- Set exercise -
Search the records below for the word "mining". Pull out each line that has it.
##### Material provided #####
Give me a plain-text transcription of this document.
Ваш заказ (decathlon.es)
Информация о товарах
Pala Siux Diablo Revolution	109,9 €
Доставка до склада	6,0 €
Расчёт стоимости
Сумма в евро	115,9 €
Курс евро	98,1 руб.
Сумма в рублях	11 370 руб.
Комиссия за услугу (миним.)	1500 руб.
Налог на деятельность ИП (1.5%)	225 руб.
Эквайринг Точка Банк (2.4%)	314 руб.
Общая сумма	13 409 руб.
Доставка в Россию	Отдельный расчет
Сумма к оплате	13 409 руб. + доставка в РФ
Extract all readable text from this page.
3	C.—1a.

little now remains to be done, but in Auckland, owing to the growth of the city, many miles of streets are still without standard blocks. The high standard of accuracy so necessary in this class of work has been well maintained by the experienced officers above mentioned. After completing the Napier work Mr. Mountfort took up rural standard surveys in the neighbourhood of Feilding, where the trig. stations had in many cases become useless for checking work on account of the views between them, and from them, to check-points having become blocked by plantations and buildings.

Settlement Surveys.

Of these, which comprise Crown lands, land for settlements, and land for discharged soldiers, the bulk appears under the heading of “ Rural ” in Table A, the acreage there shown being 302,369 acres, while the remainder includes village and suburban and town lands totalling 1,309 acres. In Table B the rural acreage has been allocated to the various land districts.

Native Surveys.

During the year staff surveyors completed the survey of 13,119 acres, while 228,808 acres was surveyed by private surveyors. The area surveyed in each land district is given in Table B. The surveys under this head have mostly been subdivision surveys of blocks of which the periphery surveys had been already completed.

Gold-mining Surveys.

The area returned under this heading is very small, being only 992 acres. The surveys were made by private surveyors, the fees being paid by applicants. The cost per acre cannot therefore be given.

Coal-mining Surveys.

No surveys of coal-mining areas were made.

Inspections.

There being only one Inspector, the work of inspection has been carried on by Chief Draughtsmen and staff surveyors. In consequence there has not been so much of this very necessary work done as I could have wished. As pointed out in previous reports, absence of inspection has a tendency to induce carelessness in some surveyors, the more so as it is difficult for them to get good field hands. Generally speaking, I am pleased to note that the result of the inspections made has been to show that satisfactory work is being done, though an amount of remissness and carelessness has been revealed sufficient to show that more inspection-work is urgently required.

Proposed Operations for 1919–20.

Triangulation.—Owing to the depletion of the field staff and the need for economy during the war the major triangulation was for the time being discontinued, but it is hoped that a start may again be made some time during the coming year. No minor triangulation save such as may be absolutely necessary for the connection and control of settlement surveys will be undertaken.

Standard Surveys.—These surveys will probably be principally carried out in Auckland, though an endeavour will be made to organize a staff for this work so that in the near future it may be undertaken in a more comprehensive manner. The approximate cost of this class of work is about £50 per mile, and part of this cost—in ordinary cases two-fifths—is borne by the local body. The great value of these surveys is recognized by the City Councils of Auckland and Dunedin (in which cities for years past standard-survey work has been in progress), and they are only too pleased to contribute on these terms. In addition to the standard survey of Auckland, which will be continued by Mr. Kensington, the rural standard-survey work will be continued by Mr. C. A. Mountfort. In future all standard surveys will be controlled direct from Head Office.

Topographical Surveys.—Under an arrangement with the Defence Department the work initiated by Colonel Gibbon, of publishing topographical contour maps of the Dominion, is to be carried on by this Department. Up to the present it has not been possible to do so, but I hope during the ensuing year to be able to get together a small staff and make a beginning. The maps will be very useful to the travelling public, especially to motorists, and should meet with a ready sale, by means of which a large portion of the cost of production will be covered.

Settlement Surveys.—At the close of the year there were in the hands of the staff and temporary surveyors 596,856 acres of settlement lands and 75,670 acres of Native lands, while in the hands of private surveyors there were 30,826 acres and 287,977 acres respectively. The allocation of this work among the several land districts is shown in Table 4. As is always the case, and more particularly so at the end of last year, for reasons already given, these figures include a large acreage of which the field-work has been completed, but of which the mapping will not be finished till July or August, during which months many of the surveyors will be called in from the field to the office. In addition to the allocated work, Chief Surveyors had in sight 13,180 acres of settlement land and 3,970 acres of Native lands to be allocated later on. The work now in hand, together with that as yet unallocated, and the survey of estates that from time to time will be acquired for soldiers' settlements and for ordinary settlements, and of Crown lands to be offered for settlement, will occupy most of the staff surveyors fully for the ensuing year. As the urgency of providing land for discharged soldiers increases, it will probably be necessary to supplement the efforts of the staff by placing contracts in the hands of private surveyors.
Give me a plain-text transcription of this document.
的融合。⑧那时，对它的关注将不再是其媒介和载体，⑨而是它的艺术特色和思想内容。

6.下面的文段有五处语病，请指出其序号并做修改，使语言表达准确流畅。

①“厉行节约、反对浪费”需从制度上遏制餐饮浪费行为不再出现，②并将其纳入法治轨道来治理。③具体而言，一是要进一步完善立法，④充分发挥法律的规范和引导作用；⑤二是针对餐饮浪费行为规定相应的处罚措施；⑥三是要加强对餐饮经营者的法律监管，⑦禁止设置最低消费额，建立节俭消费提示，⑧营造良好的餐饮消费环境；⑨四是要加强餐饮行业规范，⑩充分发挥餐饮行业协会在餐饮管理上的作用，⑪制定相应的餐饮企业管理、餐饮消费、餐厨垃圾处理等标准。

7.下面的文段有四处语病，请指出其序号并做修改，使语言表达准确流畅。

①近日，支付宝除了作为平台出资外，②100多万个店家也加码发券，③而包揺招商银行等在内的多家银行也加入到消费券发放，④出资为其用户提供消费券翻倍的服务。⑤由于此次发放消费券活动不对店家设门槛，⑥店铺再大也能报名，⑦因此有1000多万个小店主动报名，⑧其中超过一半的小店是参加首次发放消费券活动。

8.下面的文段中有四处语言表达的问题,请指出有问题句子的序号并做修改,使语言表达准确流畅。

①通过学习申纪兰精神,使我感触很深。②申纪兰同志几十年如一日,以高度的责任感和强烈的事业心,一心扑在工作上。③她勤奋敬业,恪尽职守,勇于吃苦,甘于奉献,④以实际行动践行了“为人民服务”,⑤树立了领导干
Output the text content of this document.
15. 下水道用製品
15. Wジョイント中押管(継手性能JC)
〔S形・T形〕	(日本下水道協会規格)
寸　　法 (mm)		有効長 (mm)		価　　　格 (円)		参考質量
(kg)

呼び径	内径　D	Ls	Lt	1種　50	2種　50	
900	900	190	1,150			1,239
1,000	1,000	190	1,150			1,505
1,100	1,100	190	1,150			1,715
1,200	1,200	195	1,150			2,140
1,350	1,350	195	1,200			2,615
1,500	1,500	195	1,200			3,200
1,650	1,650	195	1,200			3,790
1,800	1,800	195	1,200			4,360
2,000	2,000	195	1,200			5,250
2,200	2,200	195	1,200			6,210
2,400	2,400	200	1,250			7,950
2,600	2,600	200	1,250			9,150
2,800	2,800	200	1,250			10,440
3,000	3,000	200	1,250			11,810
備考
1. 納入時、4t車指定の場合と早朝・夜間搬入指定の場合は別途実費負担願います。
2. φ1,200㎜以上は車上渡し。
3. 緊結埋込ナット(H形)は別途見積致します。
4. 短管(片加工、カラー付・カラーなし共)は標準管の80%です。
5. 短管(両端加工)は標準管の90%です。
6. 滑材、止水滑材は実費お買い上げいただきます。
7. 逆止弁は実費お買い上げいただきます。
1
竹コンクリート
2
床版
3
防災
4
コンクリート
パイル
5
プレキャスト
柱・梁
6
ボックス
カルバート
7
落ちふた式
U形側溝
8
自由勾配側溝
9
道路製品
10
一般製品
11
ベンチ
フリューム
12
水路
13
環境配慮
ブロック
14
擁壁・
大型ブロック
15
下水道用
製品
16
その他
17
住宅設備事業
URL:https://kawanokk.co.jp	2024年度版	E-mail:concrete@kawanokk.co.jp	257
#####
- Result -
Gold-mining Surveys.
Coal-mining Surveys.
No surveys of coal-mining areas were made.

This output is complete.